| Document text |
%%
Let’s use a real-world example to illustrate this: Bob runs a coffee shop where Alice buys coffee every morning. So that Alice does not have to write a transaction to the blockchain every time, which takes a relatively long time and costs a lot. Therefore, she opens a payment channel with Bob. In return, she sends a certain amount, in our example 10,000 satoshi, to a 2-2 multi-sig address. Alice controls one private key and Bob controls the other. For a valid transaction to be written to the blockchain, both Alice and Bob must sign the transaction.  

The transaction that opens the payment channel is also called a  funding transaction . It is written and minded in the blockchain. The funding transaction indicates the maximum amount of money that can be spent.  

In addition, Alice brings in a second transaction that automatically sends the 10,000 satoshi back to her address after a month. This is your insurance. So if there are problems with Bob, Alice will get her money back after a month. So Bob could “hold the 10,000 satoshi hostage” for a maximum of one month—not forever. 

On the one hand, Alice has now opened a payment channel to Bob, on the other hand, she has a guarantee that she will get her money back in a month at the latest. How does this payment channel work now? 

When Alice comes to Bob’s coffee shop in the morning, she has 10,000 satoshi in the payment channel and Bob has zero satoshi. Alice pays for her coffee by updating the channel status. To do this, she creates a transaction within the multi-sig wallet that would only send her 9,000 satoshi and Bob 1,000 satoshi. She signs this transaction and sends it to Bob. Bob now has a signed transaction from Alice for the 2-2 multi-sig wallet. That means he could decide to add his signature as well and then write this transaction (9,000 satoshi to Alice, 1,000 to Bob) in the blockchain. However, he doesn’t do that because he knows that Alice will be back tomorrow. The certainty that he already has a signed check from Alice is enough for him.  

The next morning, Alice comes back to the store to buy coffee. Again she pays through the payment channel. So, she creates a new transaction in the multi-sig wallet, which now only sends her 8,000 satoshi and sends 2,000 satoshi to Bob. She signs this transaction and hands the metaphorical check to Bob. This incremental update can continue until the locktime expires. Or until Alice runs out of money left in the channel to spend.
%%
| Description of the task |
Continue the passage on Alice and Bob's payment channel from the point where it ends.

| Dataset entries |
%%
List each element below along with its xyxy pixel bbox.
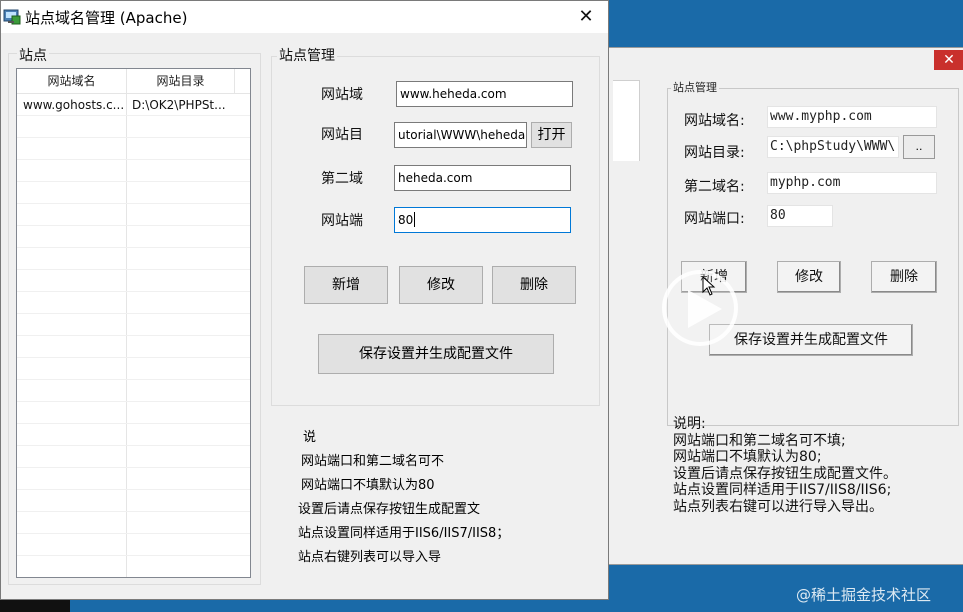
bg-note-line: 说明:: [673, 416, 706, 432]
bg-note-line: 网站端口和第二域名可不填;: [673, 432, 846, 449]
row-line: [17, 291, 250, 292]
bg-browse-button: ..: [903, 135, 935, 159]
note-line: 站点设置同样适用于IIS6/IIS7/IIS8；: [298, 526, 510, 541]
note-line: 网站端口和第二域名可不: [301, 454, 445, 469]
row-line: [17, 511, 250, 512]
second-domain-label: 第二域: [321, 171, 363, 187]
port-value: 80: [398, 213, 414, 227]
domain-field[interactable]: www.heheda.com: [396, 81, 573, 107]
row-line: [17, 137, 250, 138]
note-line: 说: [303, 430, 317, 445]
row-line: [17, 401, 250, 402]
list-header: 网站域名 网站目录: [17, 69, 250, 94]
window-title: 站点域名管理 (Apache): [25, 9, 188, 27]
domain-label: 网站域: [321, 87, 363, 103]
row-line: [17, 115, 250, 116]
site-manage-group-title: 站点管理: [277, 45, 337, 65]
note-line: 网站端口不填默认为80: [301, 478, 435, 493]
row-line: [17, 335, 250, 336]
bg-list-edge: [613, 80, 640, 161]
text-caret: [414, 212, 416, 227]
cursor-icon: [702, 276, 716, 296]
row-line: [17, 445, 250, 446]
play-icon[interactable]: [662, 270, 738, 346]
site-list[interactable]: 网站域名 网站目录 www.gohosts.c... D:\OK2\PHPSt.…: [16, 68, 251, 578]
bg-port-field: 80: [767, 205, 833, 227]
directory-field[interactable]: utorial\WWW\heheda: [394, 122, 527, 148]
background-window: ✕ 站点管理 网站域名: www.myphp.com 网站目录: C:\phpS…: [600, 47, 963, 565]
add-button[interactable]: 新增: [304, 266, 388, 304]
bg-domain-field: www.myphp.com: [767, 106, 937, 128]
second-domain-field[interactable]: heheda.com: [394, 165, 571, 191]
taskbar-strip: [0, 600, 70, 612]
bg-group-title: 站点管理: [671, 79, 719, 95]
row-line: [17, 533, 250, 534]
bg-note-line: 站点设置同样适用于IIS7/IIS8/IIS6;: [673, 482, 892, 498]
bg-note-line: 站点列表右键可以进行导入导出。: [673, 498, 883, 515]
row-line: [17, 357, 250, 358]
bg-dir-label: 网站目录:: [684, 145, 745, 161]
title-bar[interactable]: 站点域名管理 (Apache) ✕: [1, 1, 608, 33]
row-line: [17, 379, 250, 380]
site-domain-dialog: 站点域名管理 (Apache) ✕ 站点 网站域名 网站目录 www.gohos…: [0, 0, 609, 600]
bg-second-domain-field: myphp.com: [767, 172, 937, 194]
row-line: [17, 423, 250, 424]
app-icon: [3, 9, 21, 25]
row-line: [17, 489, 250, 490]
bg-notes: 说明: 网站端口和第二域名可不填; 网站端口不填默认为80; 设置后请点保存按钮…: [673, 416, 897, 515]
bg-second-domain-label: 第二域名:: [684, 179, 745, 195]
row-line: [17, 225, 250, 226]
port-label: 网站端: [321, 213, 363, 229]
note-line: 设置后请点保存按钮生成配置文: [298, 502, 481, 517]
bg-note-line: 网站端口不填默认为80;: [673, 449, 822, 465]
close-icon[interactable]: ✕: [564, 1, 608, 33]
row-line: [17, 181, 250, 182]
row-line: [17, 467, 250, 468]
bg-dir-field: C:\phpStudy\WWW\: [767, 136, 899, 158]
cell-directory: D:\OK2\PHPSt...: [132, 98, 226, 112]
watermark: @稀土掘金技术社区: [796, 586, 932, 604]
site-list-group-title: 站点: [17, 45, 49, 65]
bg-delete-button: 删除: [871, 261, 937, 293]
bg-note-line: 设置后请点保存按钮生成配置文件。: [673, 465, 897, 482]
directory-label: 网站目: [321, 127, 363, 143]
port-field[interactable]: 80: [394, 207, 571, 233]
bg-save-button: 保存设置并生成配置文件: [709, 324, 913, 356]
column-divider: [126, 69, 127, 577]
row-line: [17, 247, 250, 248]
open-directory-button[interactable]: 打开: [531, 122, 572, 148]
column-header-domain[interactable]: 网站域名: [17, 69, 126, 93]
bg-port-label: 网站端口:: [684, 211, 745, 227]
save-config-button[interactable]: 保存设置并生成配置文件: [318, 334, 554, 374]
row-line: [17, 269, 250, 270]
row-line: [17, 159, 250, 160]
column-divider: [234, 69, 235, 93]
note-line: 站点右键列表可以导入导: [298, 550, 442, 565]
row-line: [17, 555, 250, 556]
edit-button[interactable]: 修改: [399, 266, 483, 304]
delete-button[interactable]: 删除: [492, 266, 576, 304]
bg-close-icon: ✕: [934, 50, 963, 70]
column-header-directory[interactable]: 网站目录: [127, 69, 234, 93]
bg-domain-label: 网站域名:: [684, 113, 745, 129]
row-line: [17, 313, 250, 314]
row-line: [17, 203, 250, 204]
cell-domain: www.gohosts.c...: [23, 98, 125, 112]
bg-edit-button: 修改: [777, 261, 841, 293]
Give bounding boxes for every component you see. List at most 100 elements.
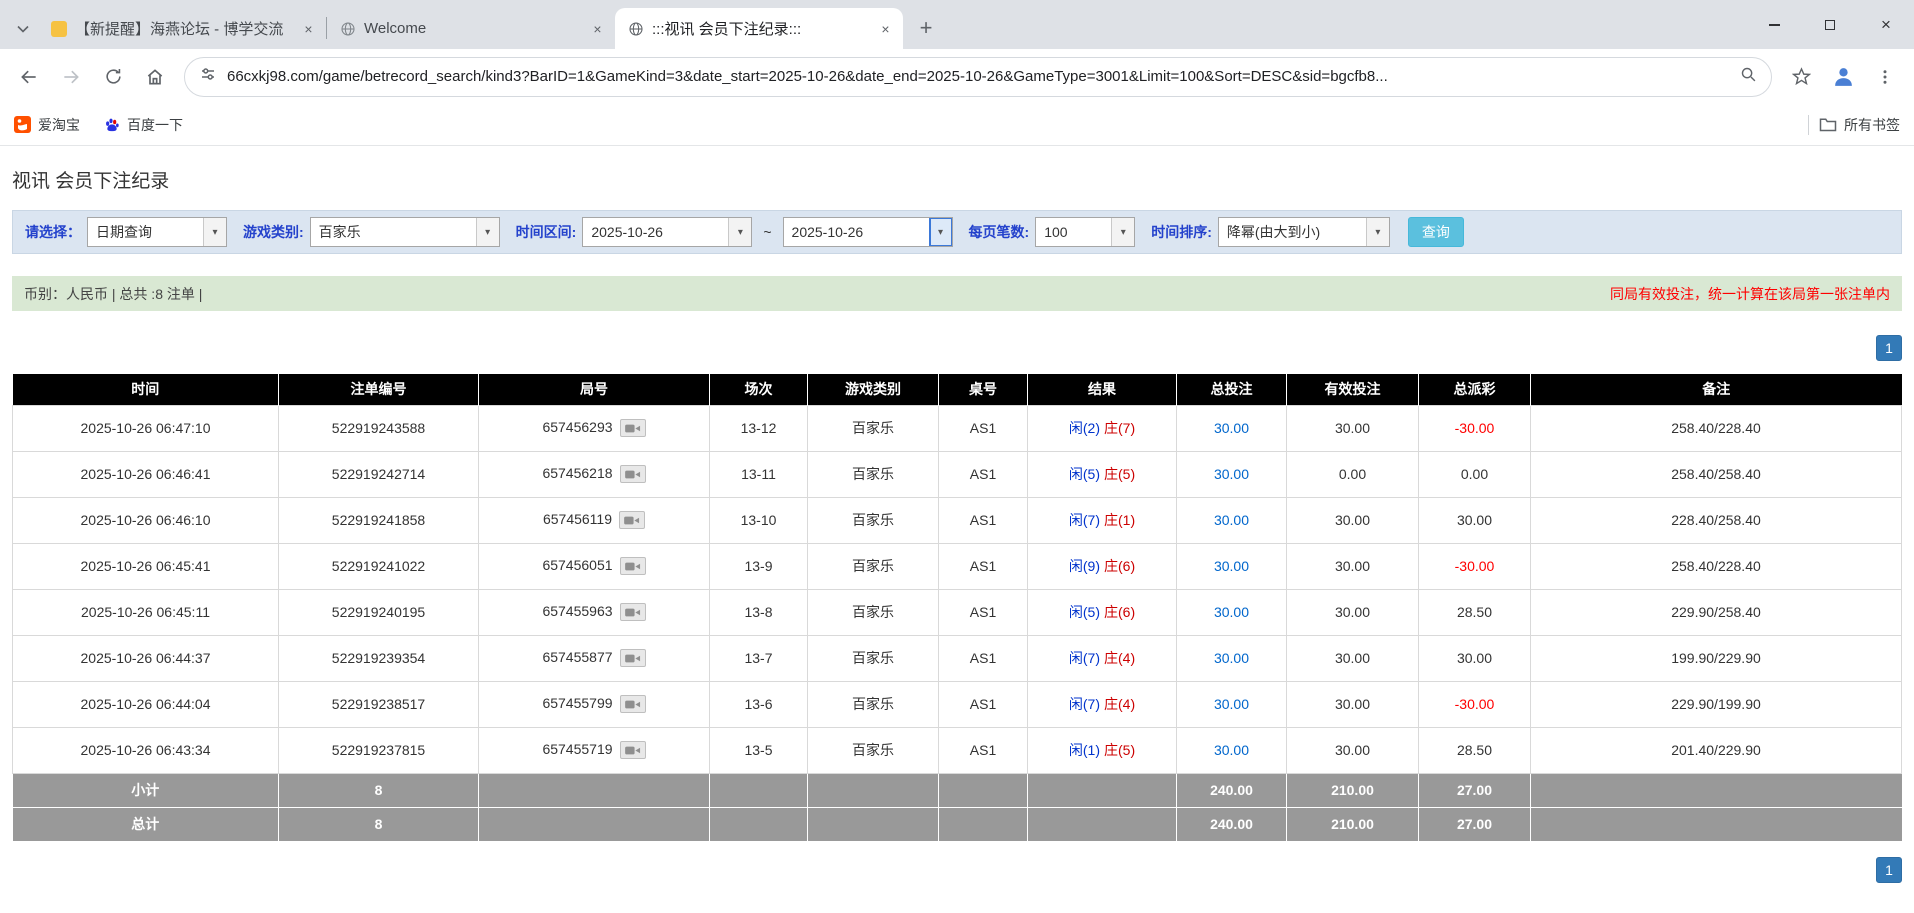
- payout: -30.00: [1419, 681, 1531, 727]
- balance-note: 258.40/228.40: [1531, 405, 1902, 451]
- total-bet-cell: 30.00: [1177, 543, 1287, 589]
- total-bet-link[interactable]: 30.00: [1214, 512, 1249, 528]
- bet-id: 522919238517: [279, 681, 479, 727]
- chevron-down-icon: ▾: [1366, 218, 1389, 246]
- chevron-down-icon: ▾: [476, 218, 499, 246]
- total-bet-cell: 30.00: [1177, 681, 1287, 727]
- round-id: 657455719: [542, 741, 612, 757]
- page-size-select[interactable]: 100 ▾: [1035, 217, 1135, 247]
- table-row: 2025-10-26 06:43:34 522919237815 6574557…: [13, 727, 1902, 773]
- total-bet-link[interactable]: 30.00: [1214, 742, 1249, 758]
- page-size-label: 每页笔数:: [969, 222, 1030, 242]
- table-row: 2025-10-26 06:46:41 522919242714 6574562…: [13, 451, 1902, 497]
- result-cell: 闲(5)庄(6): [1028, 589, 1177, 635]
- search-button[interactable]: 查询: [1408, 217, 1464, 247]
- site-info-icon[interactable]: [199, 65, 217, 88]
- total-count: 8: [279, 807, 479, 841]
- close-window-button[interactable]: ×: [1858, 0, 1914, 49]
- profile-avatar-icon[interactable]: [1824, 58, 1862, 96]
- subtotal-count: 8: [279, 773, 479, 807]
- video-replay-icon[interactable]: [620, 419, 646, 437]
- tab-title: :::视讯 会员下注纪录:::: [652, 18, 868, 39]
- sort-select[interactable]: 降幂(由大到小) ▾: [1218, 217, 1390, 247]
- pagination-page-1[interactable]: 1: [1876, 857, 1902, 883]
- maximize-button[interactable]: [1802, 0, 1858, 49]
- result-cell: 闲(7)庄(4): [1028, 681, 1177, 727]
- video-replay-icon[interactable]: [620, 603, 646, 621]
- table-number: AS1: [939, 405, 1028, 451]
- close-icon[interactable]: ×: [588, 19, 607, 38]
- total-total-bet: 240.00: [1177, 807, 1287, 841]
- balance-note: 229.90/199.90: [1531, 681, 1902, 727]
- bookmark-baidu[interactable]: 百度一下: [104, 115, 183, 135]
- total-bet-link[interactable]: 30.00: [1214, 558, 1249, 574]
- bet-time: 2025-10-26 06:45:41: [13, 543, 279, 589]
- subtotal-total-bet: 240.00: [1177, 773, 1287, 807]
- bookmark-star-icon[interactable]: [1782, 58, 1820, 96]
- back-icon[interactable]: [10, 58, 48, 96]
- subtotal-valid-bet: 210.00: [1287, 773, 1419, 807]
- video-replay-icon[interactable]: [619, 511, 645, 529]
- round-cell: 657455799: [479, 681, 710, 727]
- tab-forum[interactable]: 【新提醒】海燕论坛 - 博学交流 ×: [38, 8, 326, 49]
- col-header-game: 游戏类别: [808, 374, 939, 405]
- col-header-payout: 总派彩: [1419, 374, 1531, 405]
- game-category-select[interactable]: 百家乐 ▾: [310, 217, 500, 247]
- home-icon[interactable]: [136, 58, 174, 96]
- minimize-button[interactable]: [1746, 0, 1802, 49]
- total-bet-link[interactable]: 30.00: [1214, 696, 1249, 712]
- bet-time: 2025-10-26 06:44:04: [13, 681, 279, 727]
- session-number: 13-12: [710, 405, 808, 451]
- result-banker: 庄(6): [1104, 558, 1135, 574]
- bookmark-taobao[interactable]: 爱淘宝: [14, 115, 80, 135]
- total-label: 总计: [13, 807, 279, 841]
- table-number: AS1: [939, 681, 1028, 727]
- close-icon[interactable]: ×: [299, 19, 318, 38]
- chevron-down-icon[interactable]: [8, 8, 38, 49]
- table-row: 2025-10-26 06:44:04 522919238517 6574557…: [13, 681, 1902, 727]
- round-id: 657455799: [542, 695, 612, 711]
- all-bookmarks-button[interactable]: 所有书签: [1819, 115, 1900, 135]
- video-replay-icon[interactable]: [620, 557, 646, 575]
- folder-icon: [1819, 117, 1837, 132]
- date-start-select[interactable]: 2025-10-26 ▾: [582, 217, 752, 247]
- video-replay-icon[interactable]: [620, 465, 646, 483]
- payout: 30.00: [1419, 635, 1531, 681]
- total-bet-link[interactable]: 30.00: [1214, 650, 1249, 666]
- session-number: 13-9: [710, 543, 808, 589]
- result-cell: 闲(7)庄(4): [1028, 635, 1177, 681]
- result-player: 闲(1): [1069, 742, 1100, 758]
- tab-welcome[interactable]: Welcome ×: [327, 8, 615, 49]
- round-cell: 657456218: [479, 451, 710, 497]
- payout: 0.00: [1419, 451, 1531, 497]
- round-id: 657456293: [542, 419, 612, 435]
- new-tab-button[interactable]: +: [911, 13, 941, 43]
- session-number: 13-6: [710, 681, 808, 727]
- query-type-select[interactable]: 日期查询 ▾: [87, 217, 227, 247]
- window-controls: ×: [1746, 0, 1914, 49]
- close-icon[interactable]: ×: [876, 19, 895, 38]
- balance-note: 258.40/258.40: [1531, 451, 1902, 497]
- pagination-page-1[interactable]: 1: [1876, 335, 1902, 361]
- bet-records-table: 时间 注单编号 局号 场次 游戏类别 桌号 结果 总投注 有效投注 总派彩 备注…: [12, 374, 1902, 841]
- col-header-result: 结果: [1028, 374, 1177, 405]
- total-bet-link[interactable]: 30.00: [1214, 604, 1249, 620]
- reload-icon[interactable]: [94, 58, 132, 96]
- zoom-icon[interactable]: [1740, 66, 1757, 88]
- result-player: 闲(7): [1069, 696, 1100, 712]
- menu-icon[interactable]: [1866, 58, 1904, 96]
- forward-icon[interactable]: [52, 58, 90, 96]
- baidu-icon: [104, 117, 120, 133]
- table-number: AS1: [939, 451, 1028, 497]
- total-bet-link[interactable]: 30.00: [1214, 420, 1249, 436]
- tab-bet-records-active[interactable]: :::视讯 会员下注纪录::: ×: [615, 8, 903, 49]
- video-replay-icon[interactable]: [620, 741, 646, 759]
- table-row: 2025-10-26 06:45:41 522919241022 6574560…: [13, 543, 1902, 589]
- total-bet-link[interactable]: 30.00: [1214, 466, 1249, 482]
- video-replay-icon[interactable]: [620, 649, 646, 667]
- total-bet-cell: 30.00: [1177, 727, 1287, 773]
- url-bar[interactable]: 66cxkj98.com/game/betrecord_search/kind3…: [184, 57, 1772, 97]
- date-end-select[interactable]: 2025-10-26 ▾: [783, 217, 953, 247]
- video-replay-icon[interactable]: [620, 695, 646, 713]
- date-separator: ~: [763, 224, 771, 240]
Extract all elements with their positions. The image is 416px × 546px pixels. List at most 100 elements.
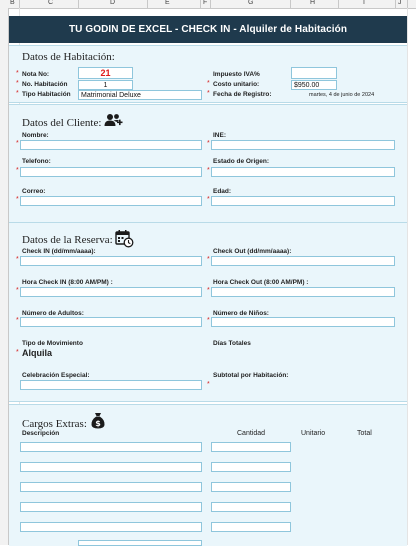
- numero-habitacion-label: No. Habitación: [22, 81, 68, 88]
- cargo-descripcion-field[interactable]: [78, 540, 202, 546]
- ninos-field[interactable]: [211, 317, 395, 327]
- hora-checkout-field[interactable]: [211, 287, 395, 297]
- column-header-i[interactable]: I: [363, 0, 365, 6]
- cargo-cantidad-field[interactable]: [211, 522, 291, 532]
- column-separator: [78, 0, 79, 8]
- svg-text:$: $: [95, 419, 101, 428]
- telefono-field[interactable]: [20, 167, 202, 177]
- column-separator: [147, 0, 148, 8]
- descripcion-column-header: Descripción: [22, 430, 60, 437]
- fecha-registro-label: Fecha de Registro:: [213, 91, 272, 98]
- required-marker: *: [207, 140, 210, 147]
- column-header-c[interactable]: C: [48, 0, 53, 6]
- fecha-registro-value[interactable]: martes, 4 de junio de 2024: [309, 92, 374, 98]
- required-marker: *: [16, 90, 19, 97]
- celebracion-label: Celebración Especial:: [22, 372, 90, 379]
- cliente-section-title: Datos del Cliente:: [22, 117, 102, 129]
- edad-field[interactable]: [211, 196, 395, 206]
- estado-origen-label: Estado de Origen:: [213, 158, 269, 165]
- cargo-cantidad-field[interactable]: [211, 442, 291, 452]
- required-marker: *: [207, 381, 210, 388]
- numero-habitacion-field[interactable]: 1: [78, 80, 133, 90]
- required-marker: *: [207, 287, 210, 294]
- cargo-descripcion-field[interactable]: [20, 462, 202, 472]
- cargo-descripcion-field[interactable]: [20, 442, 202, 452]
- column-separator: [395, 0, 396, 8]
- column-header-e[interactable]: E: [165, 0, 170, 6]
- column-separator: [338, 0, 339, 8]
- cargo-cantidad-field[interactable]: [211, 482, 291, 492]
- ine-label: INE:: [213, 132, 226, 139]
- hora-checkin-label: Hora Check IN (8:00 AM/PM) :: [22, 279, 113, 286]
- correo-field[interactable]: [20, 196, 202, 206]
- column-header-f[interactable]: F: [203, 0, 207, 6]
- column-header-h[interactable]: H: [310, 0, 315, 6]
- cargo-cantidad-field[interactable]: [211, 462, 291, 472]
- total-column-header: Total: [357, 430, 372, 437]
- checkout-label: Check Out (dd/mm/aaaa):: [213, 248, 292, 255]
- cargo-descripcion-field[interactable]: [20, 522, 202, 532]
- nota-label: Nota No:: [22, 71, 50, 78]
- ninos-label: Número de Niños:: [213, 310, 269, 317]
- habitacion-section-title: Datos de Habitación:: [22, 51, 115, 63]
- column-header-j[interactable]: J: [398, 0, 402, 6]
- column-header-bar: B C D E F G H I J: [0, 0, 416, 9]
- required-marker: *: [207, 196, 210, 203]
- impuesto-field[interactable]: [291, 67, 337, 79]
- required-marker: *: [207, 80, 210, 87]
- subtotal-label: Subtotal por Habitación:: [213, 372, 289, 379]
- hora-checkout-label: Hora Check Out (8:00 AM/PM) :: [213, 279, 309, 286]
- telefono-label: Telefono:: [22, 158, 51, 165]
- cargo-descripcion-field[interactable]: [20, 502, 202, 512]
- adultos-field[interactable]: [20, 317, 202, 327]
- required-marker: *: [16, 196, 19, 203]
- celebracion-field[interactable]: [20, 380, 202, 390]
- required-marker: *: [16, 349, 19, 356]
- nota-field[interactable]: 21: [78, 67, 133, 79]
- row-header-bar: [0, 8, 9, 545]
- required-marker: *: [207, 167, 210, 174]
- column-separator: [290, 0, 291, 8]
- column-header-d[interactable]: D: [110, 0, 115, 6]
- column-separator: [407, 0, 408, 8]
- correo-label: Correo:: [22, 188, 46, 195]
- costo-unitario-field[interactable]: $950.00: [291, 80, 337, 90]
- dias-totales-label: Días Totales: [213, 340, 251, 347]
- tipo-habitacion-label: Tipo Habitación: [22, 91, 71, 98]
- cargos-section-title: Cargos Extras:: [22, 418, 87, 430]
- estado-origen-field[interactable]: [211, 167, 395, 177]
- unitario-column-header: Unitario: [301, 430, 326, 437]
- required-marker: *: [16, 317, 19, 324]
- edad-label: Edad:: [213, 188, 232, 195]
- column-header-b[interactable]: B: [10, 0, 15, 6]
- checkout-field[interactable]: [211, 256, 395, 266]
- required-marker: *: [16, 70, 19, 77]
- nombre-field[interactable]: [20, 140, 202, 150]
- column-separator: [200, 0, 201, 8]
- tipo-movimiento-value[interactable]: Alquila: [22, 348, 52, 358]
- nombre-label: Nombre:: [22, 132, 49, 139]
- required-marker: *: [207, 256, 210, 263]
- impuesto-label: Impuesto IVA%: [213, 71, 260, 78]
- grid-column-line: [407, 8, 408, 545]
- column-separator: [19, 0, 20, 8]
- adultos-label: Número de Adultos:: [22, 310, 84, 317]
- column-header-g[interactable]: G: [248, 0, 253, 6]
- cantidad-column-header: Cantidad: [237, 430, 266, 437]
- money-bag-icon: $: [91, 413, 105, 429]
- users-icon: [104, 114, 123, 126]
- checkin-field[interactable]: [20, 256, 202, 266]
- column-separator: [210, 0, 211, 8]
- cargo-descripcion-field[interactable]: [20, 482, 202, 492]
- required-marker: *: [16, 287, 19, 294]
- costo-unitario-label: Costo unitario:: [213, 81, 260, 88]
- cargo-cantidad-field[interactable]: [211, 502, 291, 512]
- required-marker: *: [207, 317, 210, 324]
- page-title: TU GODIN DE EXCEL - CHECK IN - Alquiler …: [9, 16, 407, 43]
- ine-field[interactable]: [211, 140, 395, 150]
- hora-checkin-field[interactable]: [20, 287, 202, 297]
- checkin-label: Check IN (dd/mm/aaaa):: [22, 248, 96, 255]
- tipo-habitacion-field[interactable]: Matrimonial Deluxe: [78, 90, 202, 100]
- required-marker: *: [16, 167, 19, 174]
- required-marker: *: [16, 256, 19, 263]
%%
| Answer for the task |
The term “off chain” is also explained in this context. Alice pays Bob with bitcoin, but these payments don’t touch the blockchain directly. They happen outside the blockchain (off chain).  

So the advantage is that Alice can buy her coffee every morning. She doesn’t do this with a transaction on the blockchain, but with a check for Bob, which he can cash at any time. Before that, Alice has to top up a kind of pre-paid account from which she can then deduct the individual transactions. When Bob cashes the check, or when the lock time expires, the payment channel is closed. A transaction is written to the blockchain and distributes the remaining money to Alice and Bob accordingly. 

There are only two transactions in the blockchain. Once the transaction that financed the multi-sig wallet and once a transaction that closes the payment channel. But between those 2 transactions on the blockchain, a million or more small transactions could have happened between Alice and Bob.  

If a payment channel is closed, this is referred to as a  settlement transaction . The settlement transaction is written and minded on the blockchain.

So far, however, we have only considered a unidirectional payment channel. So if Alice only sends money to Bob (like when buying coffee). But if the whole thing is also supposed to work in the other direction, things get a little more complicated. 

Commitments – When channels should go both ways 

In order to lay the foundation for the Lightning Network, bidirectional payment channels are required. 

A  two-way payment  channel is a channel where money can flow in both directions.

However, these payment channels must also be established “trustlessly”. That is, neither party can gain anything from cheating and no third party arbitration is required.  

For example, one scenario would be that Bob writes an  old  state of the payment channel to the blockchain. If Alice had already accepted the payment in the payment channel and Bob had given goods or a service to Bob, she would have been cheated of her money. Of course this must not happen. Therefore, bidirectional payment channels require an extra step. Cryptographic protection must be established for both parties so that participants cannot revert to old payment channel states with impunity.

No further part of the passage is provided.